> OBJECTIVE: Extract the complete listing and output it unchanged.

Records:
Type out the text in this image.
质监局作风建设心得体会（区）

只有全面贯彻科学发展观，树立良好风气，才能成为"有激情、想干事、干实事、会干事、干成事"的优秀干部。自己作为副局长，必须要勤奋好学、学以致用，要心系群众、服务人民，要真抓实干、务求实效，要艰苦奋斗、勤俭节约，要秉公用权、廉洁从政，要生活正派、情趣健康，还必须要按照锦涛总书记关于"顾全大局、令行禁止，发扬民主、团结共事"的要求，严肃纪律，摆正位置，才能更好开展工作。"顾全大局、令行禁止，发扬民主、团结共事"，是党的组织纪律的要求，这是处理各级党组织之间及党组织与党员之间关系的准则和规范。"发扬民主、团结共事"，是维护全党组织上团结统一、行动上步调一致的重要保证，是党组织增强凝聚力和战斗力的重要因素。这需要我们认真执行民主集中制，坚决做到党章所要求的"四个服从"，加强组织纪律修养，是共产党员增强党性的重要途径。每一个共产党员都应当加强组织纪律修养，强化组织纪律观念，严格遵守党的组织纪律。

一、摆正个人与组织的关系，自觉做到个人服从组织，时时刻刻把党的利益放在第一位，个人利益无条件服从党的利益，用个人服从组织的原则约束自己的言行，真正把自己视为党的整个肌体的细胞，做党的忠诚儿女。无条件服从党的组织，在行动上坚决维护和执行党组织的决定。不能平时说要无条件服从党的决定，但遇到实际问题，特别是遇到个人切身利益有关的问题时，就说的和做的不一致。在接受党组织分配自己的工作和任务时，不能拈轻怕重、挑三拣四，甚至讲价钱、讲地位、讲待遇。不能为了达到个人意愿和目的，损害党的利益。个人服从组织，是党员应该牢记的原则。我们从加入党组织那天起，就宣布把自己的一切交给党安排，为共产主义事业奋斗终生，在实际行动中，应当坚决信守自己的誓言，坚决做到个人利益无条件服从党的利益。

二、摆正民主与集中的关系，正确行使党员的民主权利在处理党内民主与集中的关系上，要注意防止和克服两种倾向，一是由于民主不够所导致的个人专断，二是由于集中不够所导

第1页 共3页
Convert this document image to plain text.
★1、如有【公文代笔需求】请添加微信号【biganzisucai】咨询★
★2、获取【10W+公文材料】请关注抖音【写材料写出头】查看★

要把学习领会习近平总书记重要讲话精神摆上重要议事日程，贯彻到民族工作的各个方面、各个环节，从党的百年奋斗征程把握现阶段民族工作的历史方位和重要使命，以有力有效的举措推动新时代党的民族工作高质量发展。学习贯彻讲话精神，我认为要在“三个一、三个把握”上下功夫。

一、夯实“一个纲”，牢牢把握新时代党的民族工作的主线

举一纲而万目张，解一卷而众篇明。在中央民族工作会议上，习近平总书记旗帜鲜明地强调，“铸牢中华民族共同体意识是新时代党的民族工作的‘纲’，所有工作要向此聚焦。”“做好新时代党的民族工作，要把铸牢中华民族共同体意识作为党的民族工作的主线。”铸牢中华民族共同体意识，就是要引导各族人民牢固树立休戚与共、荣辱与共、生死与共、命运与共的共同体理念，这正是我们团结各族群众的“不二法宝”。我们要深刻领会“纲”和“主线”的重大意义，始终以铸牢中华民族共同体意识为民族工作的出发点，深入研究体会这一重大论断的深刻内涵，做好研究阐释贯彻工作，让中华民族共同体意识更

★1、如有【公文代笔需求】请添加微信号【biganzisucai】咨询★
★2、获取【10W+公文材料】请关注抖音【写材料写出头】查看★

> RESPONSE TO THIS TASK:
Type out the text in this image.
质监局作风建设心得体会（区）

只有全面贯彻科学发展观，树立良好风气，才能成为"有激情、想干事、干实事、会干事、干成事"的优秀干部。自己作为副局长，必须要勤奋好学、学以致用，要心系群众、服务人民，要真抓实干、务求实效，要艰苦奋斗、勤俭节约，要秉公用权、廉洁从政，要生活正派、情趣健康，还必须要按照锦涛总书记关于"顾全大局、令行禁止，发扬民主、团结共事"的要求，严肃纪律，摆正位置，才能更好开展工作。"顾全大局、令行禁止，发扬民主、团结共事"，是党的组织纪律的要求，这是处理各级党组织之间及党组织与党员之间关系的准则和规范。"发扬民主、团结共事"，是维护全党组织上团结统一、行动上步调一致的重要保证，是党组织增强凝聚力和战斗力的重要因素。这需要我们认真执行民主集中制，坚决做到党章所要求的"四个服从"，加强组织纪律修养，是共产党员增强党性的重要途径。每一个共产党员都应当加强组织纪律修养，强化组织纪律观念，严格遵守党的组织纪律。

一、摆正个人与组织的关系，自觉做到个人服从组织，时时刻刻把党的利益放在第一位，个人利益无条件服从党的利益，用个人服从组织的原则约束自己的言行，真正把自己视为党的整个肌体的细胞，做党的忠诚儿女。无条件服从党的组织，在行动上坚决维护和执行党组织的决定。不能平时说要无条件服从党的决定，但遇到实际问题，特别是遇到个人切身利益有关的问题时，就说的和做的不一致。在接受党组织分配自己的工作和任务时，不能拈轻怕重、挑三拣四，甚至讲价钱、讲地位、讲待遇。不能为了达到个人意愿和目的，损害党的利益。个人服从组织，是党员应该牢记的原则。我们从加入党组织那天起，就宣布把自己的一切交给党安排，为共产主义事业奋斗终生，在实际行动中，应当坚决信守自己的誓言，坚决做到个人利益无条件服从党的利益。

二、摆正民主与集中的关系，正确行使党员的民主权利在处理党内民主与集中的关系上，要注意防止和克服两种倾向，一是由于民主不够所导致的个人专断，二是由于集中不够所导

第1页 共3页
Convert this document image to plain text.
★1、如有【公文代笔需求】请添加微信号【biganzisucai】咨询★
★2、获取【10W+公文材料】请关注抖音【写材料写出头】查看★

要把学习领会习近平总书记重要讲话精神摆上重要议事日程，贯彻到民族工作的各个方面、各个环节，从党的百年奋斗征程把握现阶段民族工作的历史方位和重要使命，以有力有效的举措推动新时代党的民族工作高质量发展。学习贯彻讲话精神，我认为要在“三个一、三个把握”上下功夫。

一、夯实“一个纲”，牢牢把握新时代党的民族工作的主线

举一纲而万目张，解一卷而众篇明。在中央民族工作会议上，习近平总书记旗帜鲜明地强调，“铸牢中华民族共同体意识是新时代党的民族工作的‘纲’，所有工作要向此聚焦。”“做好新时代党的民族工作，要把铸牢中华民族共同体意识作为党的民族工作的主线。”铸牢中华民族共同体意识，就是要引导各族人民牢固树立休戚与共、荣辱与共、生死与共、命运与共的共同体理念，这正是我们团结各族群众的“不二法宝”。我们要深刻领会“纲”和“主线”的重大意义，始终以铸牢中华民族共同体意识为民族工作的出发点，深入研究体会这一重大论断的深刻内涵，做好研究阐释贯彻工作，让中华民族共同体意识更

★1、如有【公文代笔需求】请添加微信号【biganzisucai】咨询★
★2、获取【10W+公文材料】请关注抖音【写材料写出头】查看★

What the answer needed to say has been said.